## Objective
Copy each line that holds "system".

## Exercise materials
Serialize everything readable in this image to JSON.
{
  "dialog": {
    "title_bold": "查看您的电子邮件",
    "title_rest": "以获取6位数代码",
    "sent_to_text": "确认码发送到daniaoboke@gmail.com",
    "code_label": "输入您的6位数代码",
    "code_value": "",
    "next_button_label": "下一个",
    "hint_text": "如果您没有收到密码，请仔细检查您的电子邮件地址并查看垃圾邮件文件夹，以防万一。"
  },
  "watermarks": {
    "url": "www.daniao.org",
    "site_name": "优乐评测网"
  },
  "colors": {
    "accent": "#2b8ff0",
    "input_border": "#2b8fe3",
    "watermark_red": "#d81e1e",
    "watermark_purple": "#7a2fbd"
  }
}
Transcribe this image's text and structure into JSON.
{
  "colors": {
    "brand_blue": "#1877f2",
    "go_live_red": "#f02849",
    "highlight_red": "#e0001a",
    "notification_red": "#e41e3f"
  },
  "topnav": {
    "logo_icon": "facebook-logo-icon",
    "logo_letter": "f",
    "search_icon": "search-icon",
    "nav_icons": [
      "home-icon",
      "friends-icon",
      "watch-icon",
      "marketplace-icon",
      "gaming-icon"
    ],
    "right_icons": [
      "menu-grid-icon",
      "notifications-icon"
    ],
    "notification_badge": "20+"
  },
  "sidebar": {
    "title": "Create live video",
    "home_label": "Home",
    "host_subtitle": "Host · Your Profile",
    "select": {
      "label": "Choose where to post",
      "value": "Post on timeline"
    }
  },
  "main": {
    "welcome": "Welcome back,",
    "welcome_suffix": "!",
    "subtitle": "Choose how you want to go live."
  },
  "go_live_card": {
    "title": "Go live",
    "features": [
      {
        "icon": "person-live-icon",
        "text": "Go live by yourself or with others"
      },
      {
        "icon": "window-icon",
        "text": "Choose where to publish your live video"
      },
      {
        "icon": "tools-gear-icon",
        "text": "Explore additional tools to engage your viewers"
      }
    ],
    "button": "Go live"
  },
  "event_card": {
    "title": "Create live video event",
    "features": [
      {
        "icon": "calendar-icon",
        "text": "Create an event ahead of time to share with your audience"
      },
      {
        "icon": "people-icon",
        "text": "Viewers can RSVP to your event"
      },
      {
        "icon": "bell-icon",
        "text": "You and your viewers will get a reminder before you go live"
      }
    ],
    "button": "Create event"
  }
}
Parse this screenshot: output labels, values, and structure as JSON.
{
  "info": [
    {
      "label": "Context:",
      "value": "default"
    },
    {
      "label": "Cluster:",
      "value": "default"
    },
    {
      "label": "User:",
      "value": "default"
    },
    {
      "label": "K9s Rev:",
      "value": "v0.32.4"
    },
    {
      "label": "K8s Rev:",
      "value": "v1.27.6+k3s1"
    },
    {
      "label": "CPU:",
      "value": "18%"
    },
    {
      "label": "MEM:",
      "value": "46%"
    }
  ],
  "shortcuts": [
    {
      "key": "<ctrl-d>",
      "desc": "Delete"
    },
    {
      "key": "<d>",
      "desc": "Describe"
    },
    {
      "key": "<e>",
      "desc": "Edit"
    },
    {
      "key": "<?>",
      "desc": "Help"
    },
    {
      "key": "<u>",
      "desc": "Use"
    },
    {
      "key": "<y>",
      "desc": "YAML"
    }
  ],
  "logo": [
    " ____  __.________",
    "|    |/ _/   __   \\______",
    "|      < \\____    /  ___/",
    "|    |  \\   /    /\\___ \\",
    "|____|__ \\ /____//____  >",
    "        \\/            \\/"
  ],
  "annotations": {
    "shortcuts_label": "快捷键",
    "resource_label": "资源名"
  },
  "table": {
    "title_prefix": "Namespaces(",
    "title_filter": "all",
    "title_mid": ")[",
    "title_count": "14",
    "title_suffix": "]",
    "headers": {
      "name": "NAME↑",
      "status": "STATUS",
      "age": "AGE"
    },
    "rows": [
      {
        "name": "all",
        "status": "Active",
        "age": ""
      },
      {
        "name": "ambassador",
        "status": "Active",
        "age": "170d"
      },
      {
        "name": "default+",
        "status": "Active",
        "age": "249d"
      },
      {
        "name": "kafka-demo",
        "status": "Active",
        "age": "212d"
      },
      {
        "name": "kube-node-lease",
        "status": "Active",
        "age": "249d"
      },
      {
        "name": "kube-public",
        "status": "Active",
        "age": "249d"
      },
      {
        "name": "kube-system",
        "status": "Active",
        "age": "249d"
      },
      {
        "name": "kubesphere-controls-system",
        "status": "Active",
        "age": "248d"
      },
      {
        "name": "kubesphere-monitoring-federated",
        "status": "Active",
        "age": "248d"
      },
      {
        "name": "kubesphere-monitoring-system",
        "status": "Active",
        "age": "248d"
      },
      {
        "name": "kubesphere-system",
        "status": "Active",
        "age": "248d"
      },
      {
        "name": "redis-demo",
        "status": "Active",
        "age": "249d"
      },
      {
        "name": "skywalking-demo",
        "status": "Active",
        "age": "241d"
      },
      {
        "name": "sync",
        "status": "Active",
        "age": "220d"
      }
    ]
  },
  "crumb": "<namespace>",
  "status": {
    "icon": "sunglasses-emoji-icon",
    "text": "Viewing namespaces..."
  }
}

## Response for this exercise
        "name": "kube-system",
        "name": "kubesphere-controls-system",
        "name": "kubesphere-monitoring-system",
        "name": "kubesphere-system",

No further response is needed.